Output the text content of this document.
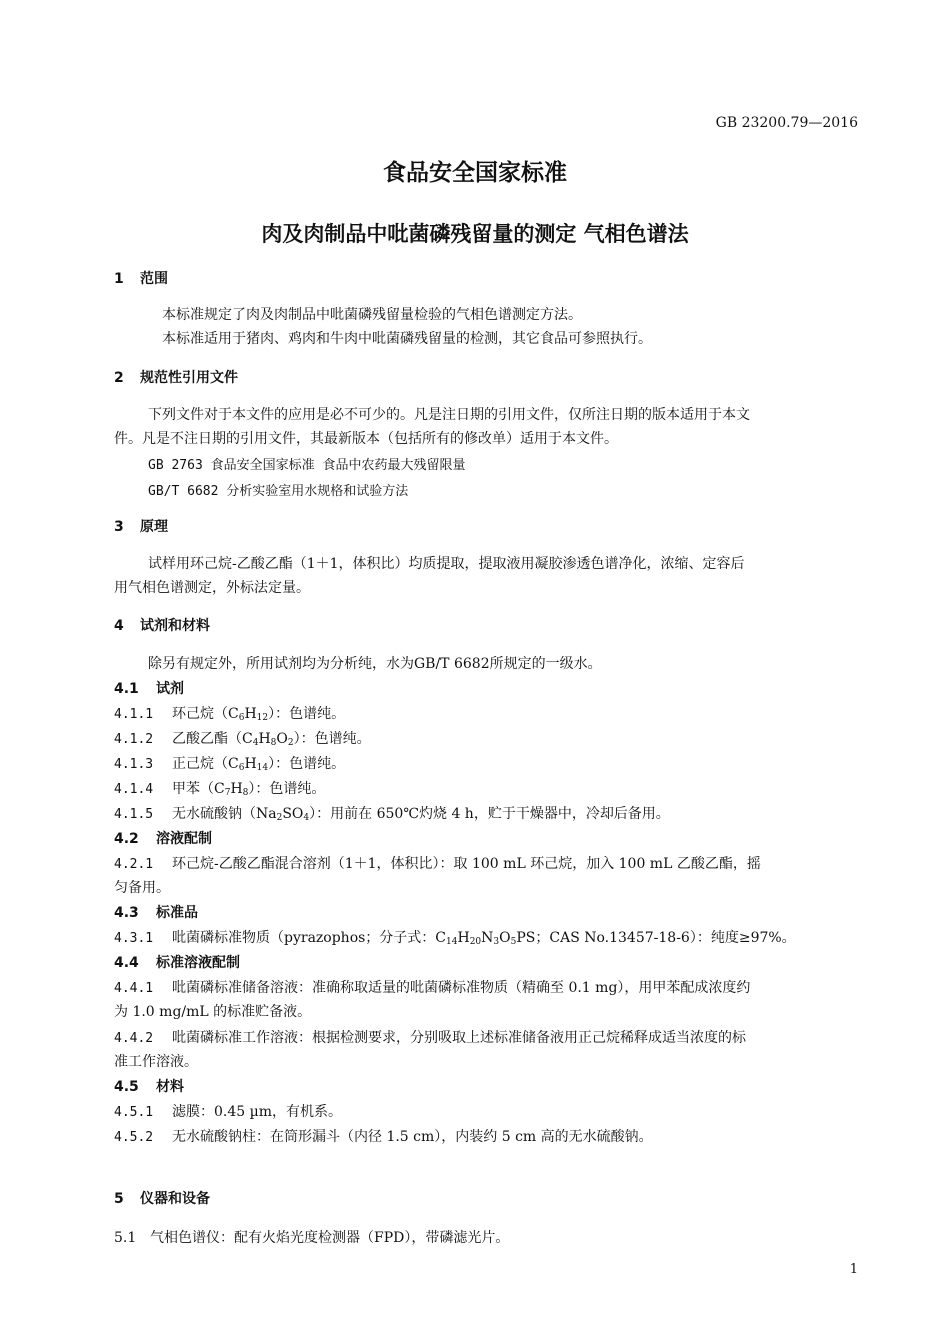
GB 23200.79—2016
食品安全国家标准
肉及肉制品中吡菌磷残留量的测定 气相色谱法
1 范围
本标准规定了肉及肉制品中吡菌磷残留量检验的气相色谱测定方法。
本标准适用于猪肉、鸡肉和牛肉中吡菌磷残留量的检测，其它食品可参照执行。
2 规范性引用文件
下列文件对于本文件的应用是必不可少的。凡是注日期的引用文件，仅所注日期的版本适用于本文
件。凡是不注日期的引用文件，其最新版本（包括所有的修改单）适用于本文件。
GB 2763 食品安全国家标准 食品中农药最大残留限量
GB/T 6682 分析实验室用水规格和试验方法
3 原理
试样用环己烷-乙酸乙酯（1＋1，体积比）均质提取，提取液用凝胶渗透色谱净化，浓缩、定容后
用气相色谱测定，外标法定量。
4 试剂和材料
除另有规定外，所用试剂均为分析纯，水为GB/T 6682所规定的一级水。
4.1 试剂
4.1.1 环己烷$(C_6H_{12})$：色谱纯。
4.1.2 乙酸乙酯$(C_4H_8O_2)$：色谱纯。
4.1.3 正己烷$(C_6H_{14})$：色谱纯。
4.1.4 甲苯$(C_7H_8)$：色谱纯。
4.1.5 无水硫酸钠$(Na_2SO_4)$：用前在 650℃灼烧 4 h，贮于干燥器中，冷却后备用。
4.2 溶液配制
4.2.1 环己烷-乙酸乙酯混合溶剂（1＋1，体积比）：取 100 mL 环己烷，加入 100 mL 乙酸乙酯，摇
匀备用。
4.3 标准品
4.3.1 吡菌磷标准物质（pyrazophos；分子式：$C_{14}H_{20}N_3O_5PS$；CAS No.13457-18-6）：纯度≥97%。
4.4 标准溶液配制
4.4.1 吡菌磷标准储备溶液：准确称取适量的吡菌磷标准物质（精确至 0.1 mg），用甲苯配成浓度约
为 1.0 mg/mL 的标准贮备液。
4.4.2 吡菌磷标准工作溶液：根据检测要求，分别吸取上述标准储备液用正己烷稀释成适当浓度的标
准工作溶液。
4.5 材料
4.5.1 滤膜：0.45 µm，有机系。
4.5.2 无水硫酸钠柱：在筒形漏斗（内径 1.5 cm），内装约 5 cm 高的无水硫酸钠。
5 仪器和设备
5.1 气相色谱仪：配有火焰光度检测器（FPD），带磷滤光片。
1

☆ ☆ ☆

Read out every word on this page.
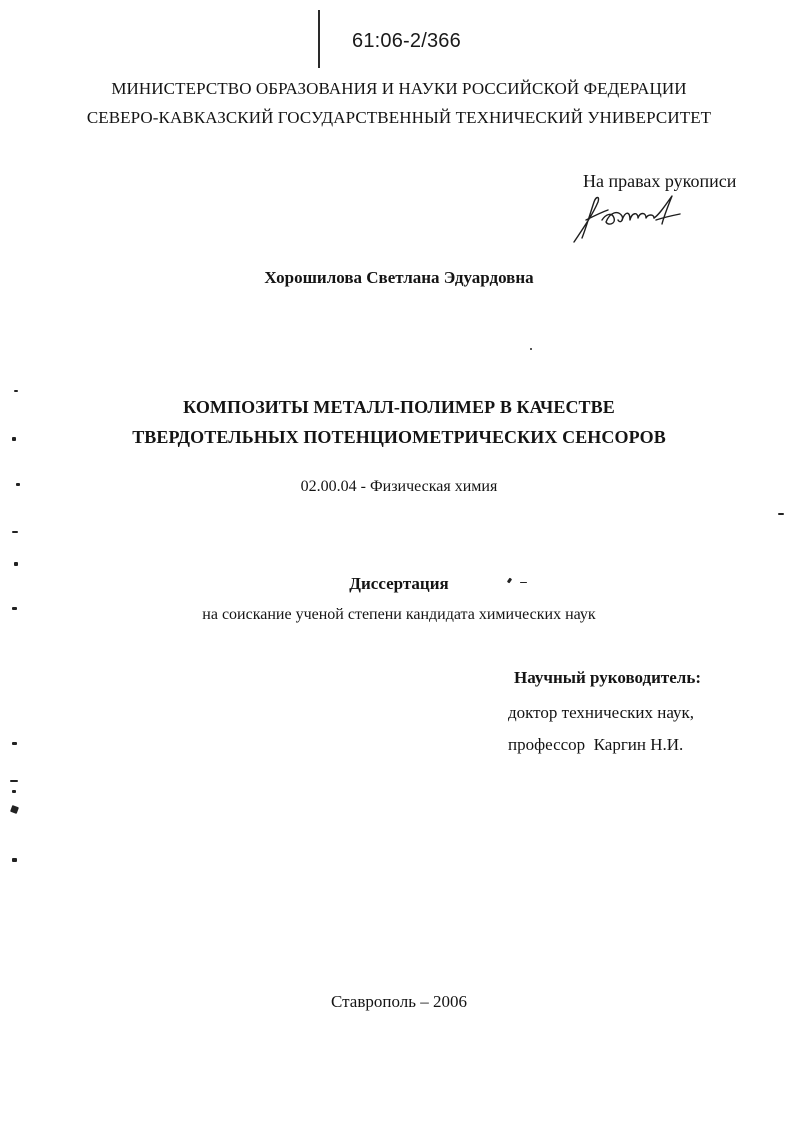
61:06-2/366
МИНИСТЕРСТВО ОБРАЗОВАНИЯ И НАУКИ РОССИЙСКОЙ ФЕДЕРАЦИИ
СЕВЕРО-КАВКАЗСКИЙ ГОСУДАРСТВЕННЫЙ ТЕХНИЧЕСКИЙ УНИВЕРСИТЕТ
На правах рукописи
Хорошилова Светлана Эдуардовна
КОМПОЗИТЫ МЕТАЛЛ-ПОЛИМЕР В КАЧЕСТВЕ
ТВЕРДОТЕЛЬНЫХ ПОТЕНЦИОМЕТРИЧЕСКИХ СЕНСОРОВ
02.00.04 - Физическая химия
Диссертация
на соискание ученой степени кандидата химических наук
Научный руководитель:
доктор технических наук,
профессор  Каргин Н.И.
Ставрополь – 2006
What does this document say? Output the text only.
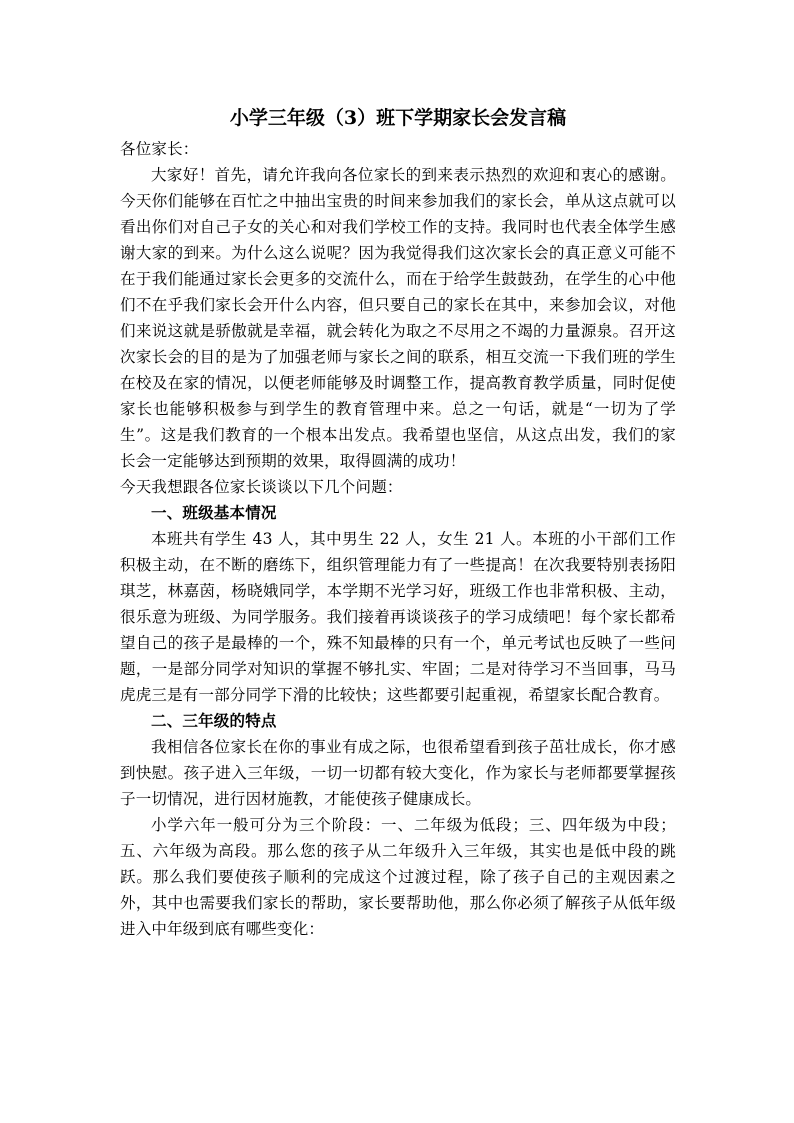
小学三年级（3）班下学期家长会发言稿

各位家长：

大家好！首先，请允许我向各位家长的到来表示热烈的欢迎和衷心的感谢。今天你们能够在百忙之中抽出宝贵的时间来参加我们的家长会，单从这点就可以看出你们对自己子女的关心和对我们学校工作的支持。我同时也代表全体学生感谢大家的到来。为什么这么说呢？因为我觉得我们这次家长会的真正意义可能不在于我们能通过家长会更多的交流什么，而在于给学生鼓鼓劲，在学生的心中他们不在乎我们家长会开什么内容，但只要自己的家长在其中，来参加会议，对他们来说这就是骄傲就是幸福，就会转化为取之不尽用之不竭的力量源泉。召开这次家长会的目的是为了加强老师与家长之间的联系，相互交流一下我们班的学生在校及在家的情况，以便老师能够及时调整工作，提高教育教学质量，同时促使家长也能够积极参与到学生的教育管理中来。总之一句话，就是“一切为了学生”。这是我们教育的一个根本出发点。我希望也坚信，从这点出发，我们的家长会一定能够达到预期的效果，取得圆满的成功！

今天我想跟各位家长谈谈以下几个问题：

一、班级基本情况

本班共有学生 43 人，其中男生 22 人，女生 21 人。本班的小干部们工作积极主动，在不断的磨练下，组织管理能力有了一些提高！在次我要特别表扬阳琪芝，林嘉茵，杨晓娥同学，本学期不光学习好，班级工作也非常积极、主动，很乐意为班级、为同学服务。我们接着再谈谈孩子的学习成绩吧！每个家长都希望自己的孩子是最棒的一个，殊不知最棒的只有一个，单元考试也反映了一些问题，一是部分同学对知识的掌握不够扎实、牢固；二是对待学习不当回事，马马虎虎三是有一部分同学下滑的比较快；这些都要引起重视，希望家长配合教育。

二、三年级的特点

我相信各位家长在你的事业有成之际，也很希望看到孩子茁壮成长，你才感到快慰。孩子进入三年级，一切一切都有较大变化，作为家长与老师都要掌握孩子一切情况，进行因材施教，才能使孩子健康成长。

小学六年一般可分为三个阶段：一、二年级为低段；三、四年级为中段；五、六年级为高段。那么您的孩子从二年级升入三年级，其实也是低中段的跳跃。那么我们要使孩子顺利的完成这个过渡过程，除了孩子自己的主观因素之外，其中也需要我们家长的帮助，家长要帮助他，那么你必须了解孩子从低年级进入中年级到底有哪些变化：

☆ ☆ ☆

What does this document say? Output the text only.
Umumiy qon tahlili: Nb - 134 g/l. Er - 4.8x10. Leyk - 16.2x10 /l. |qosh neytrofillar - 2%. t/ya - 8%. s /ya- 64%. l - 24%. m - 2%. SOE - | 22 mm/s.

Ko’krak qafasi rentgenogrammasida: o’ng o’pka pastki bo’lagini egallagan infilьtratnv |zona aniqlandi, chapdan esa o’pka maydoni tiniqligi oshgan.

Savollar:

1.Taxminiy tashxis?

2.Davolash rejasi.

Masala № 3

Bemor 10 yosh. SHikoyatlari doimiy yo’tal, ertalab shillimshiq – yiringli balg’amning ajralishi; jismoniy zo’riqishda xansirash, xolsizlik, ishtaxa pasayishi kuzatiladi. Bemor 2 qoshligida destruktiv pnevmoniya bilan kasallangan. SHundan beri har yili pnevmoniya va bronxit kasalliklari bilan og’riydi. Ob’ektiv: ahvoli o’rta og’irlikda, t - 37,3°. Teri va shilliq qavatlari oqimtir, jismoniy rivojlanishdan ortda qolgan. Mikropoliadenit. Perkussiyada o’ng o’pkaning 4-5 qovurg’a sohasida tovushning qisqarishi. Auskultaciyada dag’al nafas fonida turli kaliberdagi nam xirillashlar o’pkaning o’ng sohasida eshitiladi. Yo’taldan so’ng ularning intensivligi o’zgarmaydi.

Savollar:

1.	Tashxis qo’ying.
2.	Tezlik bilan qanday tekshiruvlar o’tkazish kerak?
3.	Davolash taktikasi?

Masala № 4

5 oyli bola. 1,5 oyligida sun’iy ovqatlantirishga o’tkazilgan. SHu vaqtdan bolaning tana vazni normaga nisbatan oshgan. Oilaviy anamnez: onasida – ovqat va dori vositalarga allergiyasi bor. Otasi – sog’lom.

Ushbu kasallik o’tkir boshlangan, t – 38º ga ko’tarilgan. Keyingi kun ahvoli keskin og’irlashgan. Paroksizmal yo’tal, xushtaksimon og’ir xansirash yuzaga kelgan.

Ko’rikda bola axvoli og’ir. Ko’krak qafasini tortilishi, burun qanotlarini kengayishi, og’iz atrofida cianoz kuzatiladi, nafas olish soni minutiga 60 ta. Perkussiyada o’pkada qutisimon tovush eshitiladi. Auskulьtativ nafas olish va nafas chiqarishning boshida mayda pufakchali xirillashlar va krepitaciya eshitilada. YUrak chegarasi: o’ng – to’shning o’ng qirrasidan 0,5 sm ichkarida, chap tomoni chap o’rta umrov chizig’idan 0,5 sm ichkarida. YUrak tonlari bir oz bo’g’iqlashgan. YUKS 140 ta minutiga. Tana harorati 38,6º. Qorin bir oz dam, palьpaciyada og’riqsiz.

☆ ☆ ☆

## [THE TASK]
Count the lines of the material that include the word "bola", then state only the total.

## [SOLVED PROBLEM]
2